Dataset items
▬▬▬

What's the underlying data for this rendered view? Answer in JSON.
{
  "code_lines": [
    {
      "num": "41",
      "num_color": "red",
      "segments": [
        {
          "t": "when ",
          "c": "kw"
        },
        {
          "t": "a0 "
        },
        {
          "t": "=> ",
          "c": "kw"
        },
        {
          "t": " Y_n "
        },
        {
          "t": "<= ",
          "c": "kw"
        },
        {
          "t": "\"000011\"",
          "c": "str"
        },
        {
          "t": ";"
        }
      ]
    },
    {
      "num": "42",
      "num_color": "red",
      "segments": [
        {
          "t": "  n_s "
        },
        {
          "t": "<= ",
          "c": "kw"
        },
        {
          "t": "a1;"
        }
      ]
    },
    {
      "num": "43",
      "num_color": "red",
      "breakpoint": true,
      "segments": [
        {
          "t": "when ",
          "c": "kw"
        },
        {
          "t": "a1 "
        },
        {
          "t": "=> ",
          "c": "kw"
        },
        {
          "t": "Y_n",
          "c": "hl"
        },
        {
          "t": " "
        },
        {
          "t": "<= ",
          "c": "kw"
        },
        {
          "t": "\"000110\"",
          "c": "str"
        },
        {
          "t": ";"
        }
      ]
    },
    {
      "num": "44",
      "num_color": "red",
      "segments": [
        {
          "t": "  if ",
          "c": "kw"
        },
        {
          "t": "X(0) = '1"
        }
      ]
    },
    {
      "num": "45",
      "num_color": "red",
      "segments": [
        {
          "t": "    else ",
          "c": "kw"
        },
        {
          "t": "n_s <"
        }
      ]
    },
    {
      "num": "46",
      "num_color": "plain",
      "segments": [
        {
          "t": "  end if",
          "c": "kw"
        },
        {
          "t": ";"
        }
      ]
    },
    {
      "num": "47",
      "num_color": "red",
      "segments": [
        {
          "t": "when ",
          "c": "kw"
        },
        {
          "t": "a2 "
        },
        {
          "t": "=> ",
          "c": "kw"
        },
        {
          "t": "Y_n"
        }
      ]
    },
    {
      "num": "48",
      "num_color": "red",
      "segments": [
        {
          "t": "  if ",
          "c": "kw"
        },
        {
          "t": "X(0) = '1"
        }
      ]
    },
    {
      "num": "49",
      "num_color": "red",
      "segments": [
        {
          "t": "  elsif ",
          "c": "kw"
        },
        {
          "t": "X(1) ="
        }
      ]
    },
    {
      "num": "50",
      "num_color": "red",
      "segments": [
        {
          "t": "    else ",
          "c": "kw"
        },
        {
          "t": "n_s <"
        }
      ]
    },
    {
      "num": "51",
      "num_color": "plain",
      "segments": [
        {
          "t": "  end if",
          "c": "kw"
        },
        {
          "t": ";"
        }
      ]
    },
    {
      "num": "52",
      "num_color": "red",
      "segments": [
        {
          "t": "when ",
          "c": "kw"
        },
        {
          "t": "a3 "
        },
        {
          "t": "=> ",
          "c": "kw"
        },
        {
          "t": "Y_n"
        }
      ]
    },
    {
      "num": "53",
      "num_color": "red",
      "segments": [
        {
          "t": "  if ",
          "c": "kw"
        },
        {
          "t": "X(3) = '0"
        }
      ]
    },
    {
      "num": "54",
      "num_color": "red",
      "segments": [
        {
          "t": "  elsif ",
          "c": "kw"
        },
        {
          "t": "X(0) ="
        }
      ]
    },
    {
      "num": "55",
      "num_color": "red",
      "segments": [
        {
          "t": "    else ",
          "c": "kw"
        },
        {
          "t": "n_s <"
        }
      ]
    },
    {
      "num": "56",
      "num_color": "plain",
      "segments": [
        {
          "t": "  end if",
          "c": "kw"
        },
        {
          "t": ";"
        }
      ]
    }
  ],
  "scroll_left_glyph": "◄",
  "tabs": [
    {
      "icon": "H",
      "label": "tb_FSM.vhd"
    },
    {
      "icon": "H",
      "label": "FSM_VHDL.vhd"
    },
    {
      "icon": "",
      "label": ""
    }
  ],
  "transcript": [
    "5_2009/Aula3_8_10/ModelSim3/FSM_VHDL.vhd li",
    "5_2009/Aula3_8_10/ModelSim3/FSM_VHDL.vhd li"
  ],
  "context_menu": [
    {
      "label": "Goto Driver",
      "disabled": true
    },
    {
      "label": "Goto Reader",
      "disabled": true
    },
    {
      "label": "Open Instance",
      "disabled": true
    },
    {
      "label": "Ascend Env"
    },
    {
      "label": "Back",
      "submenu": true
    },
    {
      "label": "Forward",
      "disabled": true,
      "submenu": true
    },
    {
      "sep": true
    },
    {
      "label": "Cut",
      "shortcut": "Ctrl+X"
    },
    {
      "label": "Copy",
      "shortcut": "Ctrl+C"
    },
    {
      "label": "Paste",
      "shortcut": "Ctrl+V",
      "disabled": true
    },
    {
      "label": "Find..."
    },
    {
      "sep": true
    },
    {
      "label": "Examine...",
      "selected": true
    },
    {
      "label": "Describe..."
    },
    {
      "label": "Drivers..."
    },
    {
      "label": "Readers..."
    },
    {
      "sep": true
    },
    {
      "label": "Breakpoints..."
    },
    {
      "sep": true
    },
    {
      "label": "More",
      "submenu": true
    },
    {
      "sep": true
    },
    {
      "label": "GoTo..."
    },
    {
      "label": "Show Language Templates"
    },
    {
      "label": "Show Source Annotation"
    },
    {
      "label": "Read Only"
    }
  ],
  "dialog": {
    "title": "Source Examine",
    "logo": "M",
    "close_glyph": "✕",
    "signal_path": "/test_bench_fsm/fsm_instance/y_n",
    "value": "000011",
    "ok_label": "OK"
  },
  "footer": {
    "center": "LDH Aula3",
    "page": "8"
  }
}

▬▬▬

- DIRECTIONS FOR THIS TASK:
Pick out each line in the material containing "Show".

- COMPLETE OUTPUT:
      "label": "Show Language Templates"
      "label": "Show Source Annotation"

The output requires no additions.